* _What you should do_
Take every line from the listing below that includes "title" and copy it.

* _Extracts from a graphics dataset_
>>

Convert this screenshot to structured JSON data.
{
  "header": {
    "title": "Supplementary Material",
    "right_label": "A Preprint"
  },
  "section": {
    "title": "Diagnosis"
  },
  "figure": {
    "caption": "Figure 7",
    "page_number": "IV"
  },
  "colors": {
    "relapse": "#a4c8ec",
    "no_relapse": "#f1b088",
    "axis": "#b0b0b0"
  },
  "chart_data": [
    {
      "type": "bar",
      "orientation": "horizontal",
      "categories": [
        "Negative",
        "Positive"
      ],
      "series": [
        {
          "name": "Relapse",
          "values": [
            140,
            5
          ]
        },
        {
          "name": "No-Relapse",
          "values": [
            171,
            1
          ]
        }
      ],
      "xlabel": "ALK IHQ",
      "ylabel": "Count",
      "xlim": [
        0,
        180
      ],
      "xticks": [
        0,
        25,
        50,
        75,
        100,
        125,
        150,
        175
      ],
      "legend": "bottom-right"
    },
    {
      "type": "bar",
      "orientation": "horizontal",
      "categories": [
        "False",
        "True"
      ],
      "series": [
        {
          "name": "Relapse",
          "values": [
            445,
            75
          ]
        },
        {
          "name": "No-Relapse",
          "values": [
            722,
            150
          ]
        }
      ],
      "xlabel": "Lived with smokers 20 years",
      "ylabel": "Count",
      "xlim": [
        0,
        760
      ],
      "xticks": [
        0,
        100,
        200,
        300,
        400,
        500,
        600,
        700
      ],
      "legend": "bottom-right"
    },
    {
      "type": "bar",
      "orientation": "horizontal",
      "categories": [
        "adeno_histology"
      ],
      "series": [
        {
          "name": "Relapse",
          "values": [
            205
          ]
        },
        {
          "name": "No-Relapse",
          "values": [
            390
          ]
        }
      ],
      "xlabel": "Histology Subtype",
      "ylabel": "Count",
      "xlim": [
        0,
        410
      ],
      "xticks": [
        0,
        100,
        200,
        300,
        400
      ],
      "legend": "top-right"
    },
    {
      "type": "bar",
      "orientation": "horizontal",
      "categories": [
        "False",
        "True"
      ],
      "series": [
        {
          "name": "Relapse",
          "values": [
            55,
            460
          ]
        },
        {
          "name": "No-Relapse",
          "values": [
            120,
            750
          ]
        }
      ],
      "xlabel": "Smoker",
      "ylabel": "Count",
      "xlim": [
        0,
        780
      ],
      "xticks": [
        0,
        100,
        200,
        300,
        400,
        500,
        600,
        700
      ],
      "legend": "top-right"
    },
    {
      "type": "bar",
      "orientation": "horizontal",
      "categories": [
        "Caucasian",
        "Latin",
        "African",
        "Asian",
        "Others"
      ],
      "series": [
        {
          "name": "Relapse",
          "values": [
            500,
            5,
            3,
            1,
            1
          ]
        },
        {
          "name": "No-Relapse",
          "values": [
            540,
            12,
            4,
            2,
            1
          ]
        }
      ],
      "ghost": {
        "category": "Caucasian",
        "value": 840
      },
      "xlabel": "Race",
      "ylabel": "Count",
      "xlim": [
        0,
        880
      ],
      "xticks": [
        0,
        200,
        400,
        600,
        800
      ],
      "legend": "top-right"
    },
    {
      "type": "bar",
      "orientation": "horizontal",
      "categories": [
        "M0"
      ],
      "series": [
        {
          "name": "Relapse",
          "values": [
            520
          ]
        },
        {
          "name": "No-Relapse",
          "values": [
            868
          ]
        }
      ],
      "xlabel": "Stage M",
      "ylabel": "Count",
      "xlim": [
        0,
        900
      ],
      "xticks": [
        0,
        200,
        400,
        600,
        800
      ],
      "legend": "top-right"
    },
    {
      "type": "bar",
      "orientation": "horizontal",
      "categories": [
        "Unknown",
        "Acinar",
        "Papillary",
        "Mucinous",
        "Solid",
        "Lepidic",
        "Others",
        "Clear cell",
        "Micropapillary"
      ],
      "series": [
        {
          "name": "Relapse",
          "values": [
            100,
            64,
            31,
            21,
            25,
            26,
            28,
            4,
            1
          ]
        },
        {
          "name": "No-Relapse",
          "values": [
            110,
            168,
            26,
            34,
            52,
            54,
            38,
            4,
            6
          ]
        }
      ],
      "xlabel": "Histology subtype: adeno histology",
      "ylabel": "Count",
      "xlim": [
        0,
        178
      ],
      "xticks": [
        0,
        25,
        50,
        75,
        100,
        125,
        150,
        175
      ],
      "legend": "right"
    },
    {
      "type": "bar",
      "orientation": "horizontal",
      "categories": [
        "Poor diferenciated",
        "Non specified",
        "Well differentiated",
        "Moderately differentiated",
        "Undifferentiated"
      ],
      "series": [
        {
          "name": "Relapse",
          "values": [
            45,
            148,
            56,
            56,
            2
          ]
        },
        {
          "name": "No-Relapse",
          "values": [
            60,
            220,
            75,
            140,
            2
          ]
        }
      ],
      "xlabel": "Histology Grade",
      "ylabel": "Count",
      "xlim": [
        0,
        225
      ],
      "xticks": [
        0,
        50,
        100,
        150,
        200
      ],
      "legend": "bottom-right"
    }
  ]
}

<<

* _Completed task_
    "title": "Supplementary Material",
    "title": "Diagnosis"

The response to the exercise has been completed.